_What is being asked_: Set down, unchanged, the lines of the records that begin with the line containing "Localize all elements." and end with the line containing "outro-start-button[interactable]: [181, 354, 203, 371]", including both of those lines.
++++ Data lines ++++
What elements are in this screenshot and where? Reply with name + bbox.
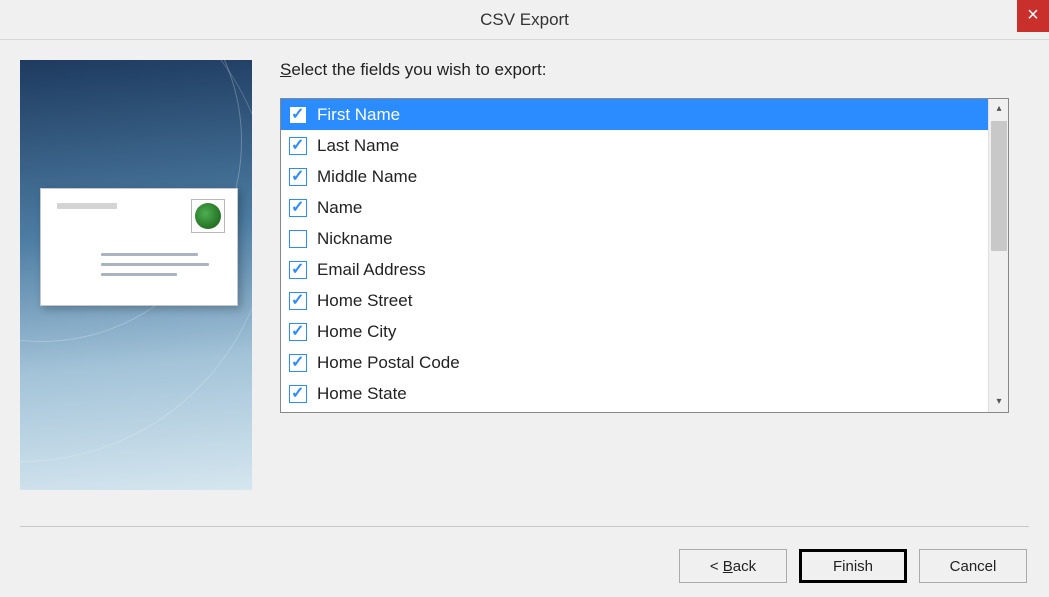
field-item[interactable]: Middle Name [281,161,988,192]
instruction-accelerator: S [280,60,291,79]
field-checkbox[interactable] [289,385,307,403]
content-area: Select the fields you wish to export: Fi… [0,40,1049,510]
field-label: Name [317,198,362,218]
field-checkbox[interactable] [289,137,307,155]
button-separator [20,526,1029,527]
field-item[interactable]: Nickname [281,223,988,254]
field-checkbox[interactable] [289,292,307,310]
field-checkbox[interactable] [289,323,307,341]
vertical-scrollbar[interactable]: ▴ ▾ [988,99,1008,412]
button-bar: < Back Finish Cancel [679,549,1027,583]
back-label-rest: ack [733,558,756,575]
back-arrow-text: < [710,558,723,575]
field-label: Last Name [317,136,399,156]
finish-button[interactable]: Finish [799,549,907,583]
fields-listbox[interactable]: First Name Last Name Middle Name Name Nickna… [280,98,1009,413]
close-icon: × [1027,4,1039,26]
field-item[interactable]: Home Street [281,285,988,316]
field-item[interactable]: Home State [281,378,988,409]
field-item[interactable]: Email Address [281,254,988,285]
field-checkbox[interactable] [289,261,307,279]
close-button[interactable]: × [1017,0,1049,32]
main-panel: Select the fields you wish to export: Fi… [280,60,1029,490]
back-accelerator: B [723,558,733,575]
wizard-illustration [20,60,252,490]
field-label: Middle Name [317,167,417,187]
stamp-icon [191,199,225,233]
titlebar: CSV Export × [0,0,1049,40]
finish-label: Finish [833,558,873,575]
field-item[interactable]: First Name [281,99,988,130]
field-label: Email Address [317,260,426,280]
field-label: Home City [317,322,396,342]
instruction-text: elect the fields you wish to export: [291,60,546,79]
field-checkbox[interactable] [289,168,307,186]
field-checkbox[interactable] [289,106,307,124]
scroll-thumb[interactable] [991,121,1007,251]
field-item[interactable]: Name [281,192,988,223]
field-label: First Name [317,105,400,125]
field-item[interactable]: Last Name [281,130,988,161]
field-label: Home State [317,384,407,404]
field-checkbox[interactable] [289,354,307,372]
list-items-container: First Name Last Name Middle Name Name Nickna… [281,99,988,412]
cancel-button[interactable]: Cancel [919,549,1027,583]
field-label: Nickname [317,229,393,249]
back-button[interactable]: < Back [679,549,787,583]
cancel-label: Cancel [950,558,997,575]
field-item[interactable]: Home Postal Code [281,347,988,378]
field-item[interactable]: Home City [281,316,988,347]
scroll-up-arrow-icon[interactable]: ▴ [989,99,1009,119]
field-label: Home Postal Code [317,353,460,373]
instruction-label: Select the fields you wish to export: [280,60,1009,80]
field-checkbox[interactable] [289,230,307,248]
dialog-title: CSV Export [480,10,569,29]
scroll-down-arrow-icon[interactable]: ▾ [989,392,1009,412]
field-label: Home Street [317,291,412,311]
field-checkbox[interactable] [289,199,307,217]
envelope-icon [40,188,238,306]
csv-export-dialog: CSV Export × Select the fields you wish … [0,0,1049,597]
++++
++++ Data lines ++++
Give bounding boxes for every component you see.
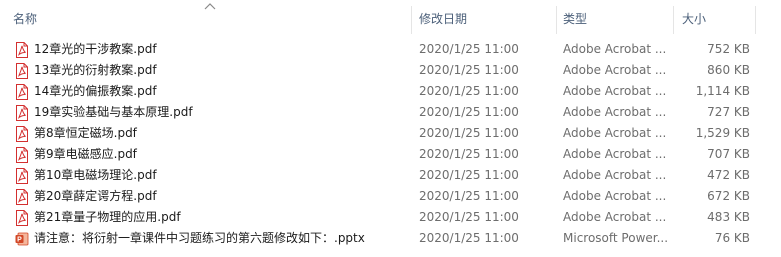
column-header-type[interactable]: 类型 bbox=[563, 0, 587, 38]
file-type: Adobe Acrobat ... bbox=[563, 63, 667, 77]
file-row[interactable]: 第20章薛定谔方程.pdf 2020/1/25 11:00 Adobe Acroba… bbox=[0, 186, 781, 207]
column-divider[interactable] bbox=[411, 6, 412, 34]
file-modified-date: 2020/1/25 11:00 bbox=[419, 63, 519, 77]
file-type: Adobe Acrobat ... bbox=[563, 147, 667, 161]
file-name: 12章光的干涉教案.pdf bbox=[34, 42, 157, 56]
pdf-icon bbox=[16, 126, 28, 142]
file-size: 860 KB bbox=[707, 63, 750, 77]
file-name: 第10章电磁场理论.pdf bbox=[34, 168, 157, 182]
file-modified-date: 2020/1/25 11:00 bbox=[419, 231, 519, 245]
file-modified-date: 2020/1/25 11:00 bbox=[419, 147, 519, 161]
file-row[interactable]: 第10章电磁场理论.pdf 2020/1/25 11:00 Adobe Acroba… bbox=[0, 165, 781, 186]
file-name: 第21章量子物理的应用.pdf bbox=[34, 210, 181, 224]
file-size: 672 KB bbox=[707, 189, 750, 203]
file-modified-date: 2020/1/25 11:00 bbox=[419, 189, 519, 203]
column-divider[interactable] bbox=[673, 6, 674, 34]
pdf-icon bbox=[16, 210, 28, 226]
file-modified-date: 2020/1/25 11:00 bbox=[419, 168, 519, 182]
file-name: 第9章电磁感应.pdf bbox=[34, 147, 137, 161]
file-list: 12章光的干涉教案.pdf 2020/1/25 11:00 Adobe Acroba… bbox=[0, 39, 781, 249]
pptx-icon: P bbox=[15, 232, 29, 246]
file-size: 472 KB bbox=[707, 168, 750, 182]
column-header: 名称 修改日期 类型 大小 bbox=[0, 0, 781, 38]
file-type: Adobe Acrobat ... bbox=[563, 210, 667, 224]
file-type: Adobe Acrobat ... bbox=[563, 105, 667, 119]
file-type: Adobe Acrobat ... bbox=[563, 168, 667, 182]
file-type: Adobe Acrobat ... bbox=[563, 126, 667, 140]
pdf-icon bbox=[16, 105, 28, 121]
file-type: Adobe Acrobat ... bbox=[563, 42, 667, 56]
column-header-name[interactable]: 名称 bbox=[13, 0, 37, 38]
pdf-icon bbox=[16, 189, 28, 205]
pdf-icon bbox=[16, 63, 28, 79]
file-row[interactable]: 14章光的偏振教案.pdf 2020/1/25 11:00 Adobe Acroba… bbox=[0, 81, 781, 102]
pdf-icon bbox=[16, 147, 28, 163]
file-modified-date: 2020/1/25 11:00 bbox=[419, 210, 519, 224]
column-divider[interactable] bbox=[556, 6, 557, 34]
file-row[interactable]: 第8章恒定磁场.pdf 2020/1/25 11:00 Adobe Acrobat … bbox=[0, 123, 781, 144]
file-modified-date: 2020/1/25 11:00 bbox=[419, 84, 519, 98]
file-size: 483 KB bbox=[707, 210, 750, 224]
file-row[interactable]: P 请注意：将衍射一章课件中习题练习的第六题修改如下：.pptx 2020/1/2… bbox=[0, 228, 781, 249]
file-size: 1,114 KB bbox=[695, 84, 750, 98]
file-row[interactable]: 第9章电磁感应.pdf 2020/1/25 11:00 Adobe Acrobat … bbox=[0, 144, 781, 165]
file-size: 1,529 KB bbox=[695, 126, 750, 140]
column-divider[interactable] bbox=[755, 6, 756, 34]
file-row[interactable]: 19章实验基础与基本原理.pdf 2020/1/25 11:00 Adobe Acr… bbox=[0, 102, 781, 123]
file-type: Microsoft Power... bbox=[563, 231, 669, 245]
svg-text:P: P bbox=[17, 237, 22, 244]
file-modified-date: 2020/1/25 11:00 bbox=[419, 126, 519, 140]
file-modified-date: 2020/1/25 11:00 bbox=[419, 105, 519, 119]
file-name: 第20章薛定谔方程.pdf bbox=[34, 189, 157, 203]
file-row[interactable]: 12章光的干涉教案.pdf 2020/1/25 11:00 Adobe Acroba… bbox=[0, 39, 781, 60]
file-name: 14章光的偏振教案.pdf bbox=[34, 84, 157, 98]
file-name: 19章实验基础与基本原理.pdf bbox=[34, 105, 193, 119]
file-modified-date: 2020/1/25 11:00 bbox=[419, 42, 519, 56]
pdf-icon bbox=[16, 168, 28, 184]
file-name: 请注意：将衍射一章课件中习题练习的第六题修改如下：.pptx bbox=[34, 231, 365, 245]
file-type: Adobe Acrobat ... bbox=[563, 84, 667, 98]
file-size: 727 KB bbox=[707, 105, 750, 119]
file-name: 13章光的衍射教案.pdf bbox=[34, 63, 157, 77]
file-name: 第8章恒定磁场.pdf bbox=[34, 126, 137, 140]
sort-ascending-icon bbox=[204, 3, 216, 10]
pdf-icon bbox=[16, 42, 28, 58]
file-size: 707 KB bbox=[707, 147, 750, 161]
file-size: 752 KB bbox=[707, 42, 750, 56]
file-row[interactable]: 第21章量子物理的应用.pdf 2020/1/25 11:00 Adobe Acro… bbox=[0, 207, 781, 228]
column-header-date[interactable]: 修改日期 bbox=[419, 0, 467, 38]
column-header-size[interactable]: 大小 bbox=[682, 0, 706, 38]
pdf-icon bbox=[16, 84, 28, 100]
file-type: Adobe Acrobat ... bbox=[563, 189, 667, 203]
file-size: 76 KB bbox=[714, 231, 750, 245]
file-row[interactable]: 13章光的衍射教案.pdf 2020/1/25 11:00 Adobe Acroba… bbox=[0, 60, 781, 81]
++++
++++ Data lines ++++
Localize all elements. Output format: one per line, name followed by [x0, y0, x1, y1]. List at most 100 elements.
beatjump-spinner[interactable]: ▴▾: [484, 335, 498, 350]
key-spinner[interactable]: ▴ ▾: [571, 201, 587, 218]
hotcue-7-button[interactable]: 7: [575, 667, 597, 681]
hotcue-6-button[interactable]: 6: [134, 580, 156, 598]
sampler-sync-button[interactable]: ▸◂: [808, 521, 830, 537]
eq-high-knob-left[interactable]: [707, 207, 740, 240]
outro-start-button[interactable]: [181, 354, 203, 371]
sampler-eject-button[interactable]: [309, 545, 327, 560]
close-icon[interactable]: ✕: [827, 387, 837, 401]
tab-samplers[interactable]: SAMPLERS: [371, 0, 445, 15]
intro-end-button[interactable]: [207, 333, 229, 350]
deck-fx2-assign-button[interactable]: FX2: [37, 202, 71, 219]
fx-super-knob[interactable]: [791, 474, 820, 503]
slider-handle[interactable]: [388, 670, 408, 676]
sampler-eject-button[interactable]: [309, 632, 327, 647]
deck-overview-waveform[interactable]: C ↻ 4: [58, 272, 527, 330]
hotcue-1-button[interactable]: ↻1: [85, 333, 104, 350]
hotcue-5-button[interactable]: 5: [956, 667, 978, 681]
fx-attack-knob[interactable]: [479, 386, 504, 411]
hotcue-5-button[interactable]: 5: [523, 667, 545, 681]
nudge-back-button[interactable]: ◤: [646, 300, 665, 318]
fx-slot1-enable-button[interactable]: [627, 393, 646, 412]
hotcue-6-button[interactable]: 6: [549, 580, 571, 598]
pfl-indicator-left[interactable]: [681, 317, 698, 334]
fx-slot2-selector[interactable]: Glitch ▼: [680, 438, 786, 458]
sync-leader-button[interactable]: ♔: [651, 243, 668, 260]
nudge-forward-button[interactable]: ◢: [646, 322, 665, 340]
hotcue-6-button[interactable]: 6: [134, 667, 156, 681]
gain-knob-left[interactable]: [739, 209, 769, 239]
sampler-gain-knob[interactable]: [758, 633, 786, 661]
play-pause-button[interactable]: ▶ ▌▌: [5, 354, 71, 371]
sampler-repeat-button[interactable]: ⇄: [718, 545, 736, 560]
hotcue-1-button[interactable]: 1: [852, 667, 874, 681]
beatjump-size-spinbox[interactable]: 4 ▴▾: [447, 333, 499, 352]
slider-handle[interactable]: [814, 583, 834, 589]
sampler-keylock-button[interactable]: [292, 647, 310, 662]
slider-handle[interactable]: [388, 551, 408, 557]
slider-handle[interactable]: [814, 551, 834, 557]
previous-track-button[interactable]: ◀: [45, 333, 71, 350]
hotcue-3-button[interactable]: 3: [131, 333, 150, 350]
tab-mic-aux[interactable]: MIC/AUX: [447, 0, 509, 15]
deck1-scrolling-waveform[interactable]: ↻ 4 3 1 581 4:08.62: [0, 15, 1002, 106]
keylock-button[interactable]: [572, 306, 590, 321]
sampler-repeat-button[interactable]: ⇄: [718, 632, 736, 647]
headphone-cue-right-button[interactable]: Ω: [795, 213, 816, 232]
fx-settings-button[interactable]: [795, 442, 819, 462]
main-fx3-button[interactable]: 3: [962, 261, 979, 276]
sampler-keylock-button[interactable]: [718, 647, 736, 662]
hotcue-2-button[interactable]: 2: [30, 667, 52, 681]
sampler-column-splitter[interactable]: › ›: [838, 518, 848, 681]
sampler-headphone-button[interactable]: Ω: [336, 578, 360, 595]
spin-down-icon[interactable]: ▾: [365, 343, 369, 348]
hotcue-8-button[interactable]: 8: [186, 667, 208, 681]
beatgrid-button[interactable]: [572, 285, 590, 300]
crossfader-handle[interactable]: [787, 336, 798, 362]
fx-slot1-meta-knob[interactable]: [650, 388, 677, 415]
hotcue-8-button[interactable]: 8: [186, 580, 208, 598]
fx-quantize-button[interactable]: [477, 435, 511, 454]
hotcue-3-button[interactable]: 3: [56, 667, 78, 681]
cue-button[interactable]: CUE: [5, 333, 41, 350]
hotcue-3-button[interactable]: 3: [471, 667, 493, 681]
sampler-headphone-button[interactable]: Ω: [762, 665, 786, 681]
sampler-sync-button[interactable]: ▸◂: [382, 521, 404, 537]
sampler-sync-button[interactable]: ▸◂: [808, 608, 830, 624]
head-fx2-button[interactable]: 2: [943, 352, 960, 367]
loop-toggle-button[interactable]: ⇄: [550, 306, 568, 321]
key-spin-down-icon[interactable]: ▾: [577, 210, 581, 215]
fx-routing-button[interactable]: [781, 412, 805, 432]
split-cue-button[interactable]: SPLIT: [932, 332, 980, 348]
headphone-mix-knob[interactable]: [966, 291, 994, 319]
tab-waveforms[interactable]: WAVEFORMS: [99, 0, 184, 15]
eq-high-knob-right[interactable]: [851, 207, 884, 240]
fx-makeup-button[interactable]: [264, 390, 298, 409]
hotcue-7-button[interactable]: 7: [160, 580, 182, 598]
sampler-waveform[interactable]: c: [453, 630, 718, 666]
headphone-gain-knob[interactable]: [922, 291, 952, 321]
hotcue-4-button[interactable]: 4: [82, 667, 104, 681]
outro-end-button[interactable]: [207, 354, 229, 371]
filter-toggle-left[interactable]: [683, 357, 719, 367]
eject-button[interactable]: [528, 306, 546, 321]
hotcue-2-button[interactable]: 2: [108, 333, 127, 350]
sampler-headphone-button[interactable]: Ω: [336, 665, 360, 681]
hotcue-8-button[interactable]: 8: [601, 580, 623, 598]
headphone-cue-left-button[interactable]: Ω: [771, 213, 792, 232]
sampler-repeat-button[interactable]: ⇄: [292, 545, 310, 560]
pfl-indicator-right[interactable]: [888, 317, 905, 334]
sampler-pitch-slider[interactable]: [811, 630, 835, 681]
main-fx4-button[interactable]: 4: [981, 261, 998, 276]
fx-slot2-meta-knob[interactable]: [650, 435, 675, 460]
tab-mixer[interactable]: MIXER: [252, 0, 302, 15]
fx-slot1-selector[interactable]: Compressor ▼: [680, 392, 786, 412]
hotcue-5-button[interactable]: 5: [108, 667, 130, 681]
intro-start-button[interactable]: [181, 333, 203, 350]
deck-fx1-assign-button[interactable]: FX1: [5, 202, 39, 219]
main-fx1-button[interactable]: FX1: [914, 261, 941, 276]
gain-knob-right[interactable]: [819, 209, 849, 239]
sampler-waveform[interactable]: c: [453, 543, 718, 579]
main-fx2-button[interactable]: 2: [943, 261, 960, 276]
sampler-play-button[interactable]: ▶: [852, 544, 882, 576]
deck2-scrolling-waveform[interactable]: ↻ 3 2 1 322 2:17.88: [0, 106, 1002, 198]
++++
_Reply_:
Localize all elements. Output format: one per line, name followed by [x0, y0, x1, y1]. List at most 100 elements.
beatjump-spinner[interactable]: ▴▾: [484, 335, 498, 350]
key-spinner[interactable]: ▴ ▾: [571, 201, 587, 218]
hotcue-7-button[interactable]: 7: [575, 667, 597, 681]
hotcue-6-button[interactable]: 6: [134, 580, 156, 598]
sampler-sync-button[interactable]: ▸◂: [808, 521, 830, 537]
eq-high-knob-left[interactable]: [707, 207, 740, 240]
outro-start-button[interactable]: [181, 354, 203, 371]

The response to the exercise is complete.